Records:

────────────────────────────────────────

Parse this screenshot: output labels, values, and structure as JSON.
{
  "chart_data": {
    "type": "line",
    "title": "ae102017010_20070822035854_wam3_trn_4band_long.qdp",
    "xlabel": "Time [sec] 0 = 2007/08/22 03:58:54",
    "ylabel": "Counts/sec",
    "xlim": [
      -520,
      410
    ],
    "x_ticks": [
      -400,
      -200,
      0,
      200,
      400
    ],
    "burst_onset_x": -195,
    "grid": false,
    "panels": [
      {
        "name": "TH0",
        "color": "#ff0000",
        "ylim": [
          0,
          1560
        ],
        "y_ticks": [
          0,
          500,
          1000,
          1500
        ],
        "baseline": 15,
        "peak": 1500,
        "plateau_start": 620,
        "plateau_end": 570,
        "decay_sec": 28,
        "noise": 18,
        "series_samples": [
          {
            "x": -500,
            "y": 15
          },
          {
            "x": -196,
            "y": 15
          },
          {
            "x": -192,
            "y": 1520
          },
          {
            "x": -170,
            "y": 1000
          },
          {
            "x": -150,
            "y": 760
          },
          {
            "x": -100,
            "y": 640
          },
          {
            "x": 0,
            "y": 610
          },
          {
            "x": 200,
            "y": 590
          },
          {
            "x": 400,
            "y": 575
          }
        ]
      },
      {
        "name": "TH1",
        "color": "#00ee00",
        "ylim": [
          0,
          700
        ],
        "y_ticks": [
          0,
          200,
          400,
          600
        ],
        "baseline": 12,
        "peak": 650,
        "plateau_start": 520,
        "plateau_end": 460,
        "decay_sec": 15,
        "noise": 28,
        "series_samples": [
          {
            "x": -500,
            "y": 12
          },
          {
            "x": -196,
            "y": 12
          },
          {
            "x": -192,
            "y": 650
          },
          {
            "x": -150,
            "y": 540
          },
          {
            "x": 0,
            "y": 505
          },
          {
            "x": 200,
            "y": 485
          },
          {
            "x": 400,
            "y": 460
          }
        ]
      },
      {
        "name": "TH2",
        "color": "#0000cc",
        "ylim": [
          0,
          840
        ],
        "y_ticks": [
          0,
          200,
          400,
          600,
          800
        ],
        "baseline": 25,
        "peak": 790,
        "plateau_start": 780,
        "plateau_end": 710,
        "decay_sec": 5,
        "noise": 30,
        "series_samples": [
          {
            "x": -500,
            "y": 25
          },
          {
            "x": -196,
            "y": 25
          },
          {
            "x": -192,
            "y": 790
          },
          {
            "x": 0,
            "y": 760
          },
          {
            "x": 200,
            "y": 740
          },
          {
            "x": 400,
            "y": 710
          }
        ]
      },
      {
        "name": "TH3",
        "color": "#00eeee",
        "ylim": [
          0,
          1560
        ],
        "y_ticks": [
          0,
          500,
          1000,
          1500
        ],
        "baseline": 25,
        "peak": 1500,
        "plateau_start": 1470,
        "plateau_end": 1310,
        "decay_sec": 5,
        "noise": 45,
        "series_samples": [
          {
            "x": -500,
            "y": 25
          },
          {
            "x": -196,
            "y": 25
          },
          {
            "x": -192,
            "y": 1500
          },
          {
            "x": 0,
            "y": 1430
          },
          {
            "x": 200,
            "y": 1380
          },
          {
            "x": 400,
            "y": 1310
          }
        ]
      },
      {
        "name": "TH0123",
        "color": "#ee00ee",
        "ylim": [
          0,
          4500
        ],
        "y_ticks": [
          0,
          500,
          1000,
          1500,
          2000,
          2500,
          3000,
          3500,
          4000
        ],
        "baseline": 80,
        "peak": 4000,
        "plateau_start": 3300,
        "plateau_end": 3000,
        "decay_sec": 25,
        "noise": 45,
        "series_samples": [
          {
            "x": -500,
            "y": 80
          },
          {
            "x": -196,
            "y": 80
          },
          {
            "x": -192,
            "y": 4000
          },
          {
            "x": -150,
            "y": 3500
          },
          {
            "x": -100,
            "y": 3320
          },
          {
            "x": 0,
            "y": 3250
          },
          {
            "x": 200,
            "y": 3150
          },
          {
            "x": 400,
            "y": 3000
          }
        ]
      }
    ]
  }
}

────────────────────────────────────────

Extract the complete listing verbatim.

Result of the task:
Parse this screenshot: output labels, values, and structure as JSON.
{
  "chart_data": {
    "type": "line",
    "title": "ae102017010_20070822035854_wam3_trn_4band_long.qdp",
    "xlabel": "Time [sec] 0 = 2007/08/22 03:58:54",
    "ylabel": "Counts/sec",
    "xlim": [
      -520,
      410
    ],
    "x_ticks": [
      -400,
      -200,
      0,
      200,
      400
    ],
    "burst_onset_x": -195,
    "grid": false,
    "panels": [
      {
        "name": "TH0",
        "color": "#ff0000",
        "ylim": [
          0,
          1560
        ],
        "y_ticks": [
          0,
          500,
          1000,
          1500
        ],
        "baseline": 15,
        "peak": 1500,
        "plateau_start": 620,
        "plateau_end": 570,
        "decay_sec": 28,
        "noise": 18,
        "series_samples": [
          {
            "x": -500,
            "y": 15
          },
          {
            "x": -196,
            "y": 15
          },
          {
            "x": -192,
            "y": 1520
          },
          {
            "x": -170,
            "y": 1000
          },
          {
            "x": -150,
            "y": 760
          },
          {
            "x": -100,
            "y": 640
          },
          {
            "x": 0,
            "y": 610
          },
          {
            "x": 200,
            "y": 590
          },
          {
            "x": 400,
            "y": 575
          }
        ]
      },
      {
        "name": "TH1",
        "color": "#00ee00",
        "ylim": [
          0,
          700
        ],
        "y_ticks": [
          0,
          200,
          400,
          600
        ],
        "baseline": 12,
        "peak": 650,
        "plateau_start": 520,
        "plateau_end": 460,
        "decay_sec": 15,
        "noise": 28,
        "series_samples": [
          {
            "x": -500,
            "y": 12
          },
          {
            "x": -196,
            "y": 12
          },
          {
            "x": -192,
            "y": 650
          },
          {
            "x": -150,
            "y": 540
          },
          {
            "x": 0,
            "y": 505
          },
          {
            "x": 200,
            "y": 485
          },
          {
            "x": 400,
            "y": 460
          }
        ]
      },
      {
        "name": "TH2",
        "color": "#0000cc",
        "ylim": [
          0,
          840
        ],
        "y_ticks": [
          0,
          200,
          400,
          600,
          800
        ],
        "baseline": 25,
        "peak": 790,
        "plateau_start": 780,
        "plateau_end": 710,
        "decay_sec": 5,
        "noise": 30,
        "series_samples": [
          {
            "x": -500,
            "y": 25
          },
          {
            "x": -196,
            "y": 25
          },
          {
            "x": -192,
            "y": 790
          },
          {
            "x": 0,
            "y": 760
          },
          {
            "x": 200,
            "y": 740
          },
          {
            "x": 400,
            "y": 710
          }
        ]
      },
      {
        "name": "TH3",
        "color": "#00eeee",
        "ylim": [
          0,
          1560
        ],
        "y_ticks": [
          0,
          500,
          1000,
          1500
        ],
        "baseline": 25,
        "peak": 1500,
        "plateau_start": 1470,
        "plateau_end": 1310,
        "decay_sec": 5,
        "noise": 45,
        "series_samples": [
          {
            "x": -500,
            "y": 25
          },
          {
            "x": -196,
            "y": 25
          },
          {
            "x": -192,
            "y": 1500
          },
          {
            "x": 0,
            "y": 1430
          },
          {
            "x": 200,
            "y": 1380
          },
          {
            "x": 400,
            "y": 1310
          }
        ]
      },
      {
        "name": "TH0123",
        "color": "#ee00ee",
        "ylim": [
          0,
          4500
        ],
        "y_ticks": [
          0,
          500,
          1000,
          1500,
          2000,
          2500,
          3000,
          3500,
          4000
        ],
        "baseline": 80,
        "peak": 4000,
        "plateau_start": 3300,
        "plateau_end": 3000,
        "decay_sec": 25,
        "noise": 45,
        "series_samples": [
          {
            "x": -500,
            "y": 80
          },
          {
            "x": -196,
            "y": 80
          },
          {
            "x": -192,
            "y": 4000
          },
          {
            "x": -150,
            "y": 3500
          },
          {
            "x": -100,
            "y": 3320
          },
          {
            "x": 0,
            "y": 3250
          },
          {
            "x": 200,
            "y": 3150
          },
          {
            "x": 400,
            "y": 3000
          }
        ]
      }
    ]
  }
}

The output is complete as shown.